STATED PROBLEM: Copy every line of the material below verbatim.

SUPPLIED MATERIAL:
---

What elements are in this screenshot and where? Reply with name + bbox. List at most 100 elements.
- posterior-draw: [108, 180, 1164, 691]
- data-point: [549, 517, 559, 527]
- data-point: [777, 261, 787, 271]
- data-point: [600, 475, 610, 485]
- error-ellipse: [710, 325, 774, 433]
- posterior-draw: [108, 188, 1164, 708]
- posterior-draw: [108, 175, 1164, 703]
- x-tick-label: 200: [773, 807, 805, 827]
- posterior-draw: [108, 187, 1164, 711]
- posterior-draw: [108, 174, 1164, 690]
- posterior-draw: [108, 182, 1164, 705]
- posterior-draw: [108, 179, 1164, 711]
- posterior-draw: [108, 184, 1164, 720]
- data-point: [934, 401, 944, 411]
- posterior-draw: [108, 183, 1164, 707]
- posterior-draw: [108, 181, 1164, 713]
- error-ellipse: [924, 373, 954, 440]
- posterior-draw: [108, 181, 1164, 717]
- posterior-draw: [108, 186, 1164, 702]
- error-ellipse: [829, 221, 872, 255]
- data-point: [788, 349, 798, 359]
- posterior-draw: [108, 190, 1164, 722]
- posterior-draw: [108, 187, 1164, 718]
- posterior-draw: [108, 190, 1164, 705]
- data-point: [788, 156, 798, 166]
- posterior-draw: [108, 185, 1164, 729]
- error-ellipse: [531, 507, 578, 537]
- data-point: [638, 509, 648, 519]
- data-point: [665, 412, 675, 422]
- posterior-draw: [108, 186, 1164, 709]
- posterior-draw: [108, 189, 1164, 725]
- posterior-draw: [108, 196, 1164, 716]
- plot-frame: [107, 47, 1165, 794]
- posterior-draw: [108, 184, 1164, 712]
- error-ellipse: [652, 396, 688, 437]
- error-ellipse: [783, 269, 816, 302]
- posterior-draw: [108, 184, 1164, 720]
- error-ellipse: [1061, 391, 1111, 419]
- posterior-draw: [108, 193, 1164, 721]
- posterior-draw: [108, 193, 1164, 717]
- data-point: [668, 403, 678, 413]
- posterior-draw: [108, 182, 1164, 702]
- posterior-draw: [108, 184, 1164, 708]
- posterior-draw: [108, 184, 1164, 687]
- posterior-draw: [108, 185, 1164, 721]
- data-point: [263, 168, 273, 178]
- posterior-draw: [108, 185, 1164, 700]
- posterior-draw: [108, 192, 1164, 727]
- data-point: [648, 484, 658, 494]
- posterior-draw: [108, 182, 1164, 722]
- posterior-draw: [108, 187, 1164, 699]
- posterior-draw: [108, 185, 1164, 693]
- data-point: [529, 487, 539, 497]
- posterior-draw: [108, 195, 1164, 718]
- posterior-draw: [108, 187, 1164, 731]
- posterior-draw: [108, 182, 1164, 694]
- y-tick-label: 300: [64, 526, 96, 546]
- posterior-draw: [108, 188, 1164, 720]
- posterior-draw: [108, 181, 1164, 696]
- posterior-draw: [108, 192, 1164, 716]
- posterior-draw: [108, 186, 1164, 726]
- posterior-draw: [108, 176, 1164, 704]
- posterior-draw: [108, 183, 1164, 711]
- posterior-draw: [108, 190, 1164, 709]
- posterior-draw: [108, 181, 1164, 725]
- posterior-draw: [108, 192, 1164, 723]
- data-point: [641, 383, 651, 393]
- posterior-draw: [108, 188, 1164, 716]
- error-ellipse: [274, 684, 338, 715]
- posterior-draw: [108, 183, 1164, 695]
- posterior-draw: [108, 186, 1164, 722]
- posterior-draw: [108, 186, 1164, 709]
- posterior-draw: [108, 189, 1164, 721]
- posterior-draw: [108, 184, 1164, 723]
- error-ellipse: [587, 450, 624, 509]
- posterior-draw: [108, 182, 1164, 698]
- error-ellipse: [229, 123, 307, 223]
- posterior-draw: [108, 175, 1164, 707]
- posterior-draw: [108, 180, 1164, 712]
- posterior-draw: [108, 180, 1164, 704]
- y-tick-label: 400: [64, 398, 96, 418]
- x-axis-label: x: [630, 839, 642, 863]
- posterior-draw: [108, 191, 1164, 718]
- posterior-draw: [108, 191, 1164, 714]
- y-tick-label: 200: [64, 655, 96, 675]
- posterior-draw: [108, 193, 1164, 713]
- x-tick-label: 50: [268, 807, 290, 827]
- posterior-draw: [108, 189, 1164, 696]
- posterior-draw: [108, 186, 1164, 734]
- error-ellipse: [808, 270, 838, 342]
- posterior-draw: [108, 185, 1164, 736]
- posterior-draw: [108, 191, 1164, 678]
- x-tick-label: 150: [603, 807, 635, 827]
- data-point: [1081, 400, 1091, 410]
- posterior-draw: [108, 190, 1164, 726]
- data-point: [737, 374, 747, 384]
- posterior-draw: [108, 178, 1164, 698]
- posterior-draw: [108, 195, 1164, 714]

---

ANSWER TO THIS TASK:
What elements are in this screenshot and where? Reply with name + bbox. List at most 100 elements.
- posterior-draw: [108, 180, 1164, 691]
- data-point: [549, 517, 559, 527]
- data-point: [777, 261, 787, 271]
- data-point: [600, 475, 610, 485]
- error-ellipse: [710, 325, 774, 433]
- posterior-draw: [108, 188, 1164, 708]
- posterior-draw: [108, 175, 1164, 703]
- x-tick-label: 200: [773, 807, 805, 827]
- posterior-draw: [108, 187, 1164, 711]
- posterior-draw: [108, 174, 1164, 690]
- posterior-draw: [108, 182, 1164, 705]
- posterior-draw: [108, 179, 1164, 711]
- posterior-draw: [108, 184, 1164, 720]
- data-point: [934, 401, 944, 411]
- posterior-draw: [108, 183, 1164, 707]
- posterior-draw: [108, 181, 1164, 713]
- error-ellipse: [924, 373, 954, 440]
- posterior-draw: [108, 181, 1164, 717]
- posterior-draw: [108, 186, 1164, 702]
- error-ellipse: [829, 221, 872, 255]
- data-point: [788, 349, 798, 359]
- posterior-draw: [108, 190, 1164, 722]
- posterior-draw: [108, 187, 1164, 718]
- posterior-draw: [108, 190, 1164, 705]
- data-point: [788, 156, 798, 166]
- posterior-draw: [108, 185, 1164, 729]
- error-ellipse: [531, 507, 578, 537]
- data-point: [638, 509, 648, 519]
- data-point: [665, 412, 675, 422]
- posterior-draw: [108, 186, 1164, 709]
- posterior-draw: [108, 189, 1164, 725]
- posterior-draw: [108, 196, 1164, 716]
- plot-frame: [107, 47, 1165, 794]
- posterior-draw: [108, 184, 1164, 712]
- error-ellipse: [652, 396, 688, 437]
- error-ellipse: [783, 269, 816, 302]
- posterior-draw: [108, 184, 1164, 720]
- error-ellipse: [1061, 391, 1111, 419]
- posterior-draw: [108, 193, 1164, 721]
- posterior-draw: [108, 193, 1164, 717]
- data-point: [668, 403, 678, 413]
- posterior-draw: [108, 182, 1164, 702]
- posterior-draw: [108, 184, 1164, 708]
- posterior-draw: [108, 184, 1164, 687]
- posterior-draw: [108, 185, 1164, 721]
- data-point: [263, 168, 273, 178]
- posterior-draw: [108, 185, 1164, 700]
- posterior-draw: [108, 192, 1164, 727]
- data-point: [648, 484, 658, 494]
- posterior-draw: [108, 182, 1164, 722]
- posterior-draw: [108, 187, 1164, 699]
- posterior-draw: [108, 185, 1164, 693]
- data-point: [529, 487, 539, 497]
- posterior-draw: [108, 195, 1164, 718]
- posterior-draw: [108, 187, 1164, 731]
- posterior-draw: [108, 182, 1164, 694]
- y-tick-label: 300: [64, 526, 96, 546]
- posterior-draw: [108, 188, 1164, 720]
- posterior-draw: [108, 181, 1164, 696]
- posterior-draw: [108, 192, 1164, 716]
- posterior-draw: [108, 186, 1164, 726]
- posterior-draw: [108, 176, 1164, 704]
- posterior-draw: [108, 183, 1164, 711]
- posterior-draw: [108, 190, 1164, 709]
- posterior-draw: [108, 181, 1164, 725]
- posterior-draw: [108, 192, 1164, 723]
- data-point: [641, 383, 651, 393]
- posterior-draw: [108, 188, 1164, 716]
- error-ellipse: [274, 684, 338, 715]
- posterior-draw: [108, 183, 1164, 695]
- posterior-draw: [108, 186, 1164, 722]
- posterior-draw: [108, 186, 1164, 709]
- posterior-draw: [108, 189, 1164, 721]
- posterior-draw: [108, 184, 1164, 723]
- error-ellipse: [587, 450, 624, 509]
- posterior-draw: [108, 182, 1164, 698]
- error-ellipse: [229, 123, 307, 223]
- posterior-draw: [108, 175, 1164, 707]
- posterior-draw: [108, 180, 1164, 712]
- posterior-draw: [108, 180, 1164, 704]
- y-tick-label: 400: [64, 398, 96, 418]
- x-axis-label: x: [630, 839, 642, 863]
- posterior-draw: [108, 191, 1164, 718]
- posterior-draw: [108, 191, 1164, 714]
- y-tick-label: 200: [64, 655, 96, 675]
- posterior-draw: [108, 193, 1164, 713]
- x-tick-label: 50: [268, 807, 290, 827]
- posterior-draw: [108, 189, 1164, 696]
- posterior-draw: [108, 186, 1164, 734]
- error-ellipse: [808, 270, 838, 342]
- posterior-draw: [108, 185, 1164, 736]
- posterior-draw: [108, 191, 1164, 678]
- x-tick-label: 150: [603, 807, 635, 827]
- data-point: [1081, 400, 1091, 410]
- posterior-draw: [108, 190, 1164, 726]
- data-point: [737, 374, 747, 384]
- posterior-draw: [108, 178, 1164, 698]
- posterior-draw: [108, 195, 1164, 714]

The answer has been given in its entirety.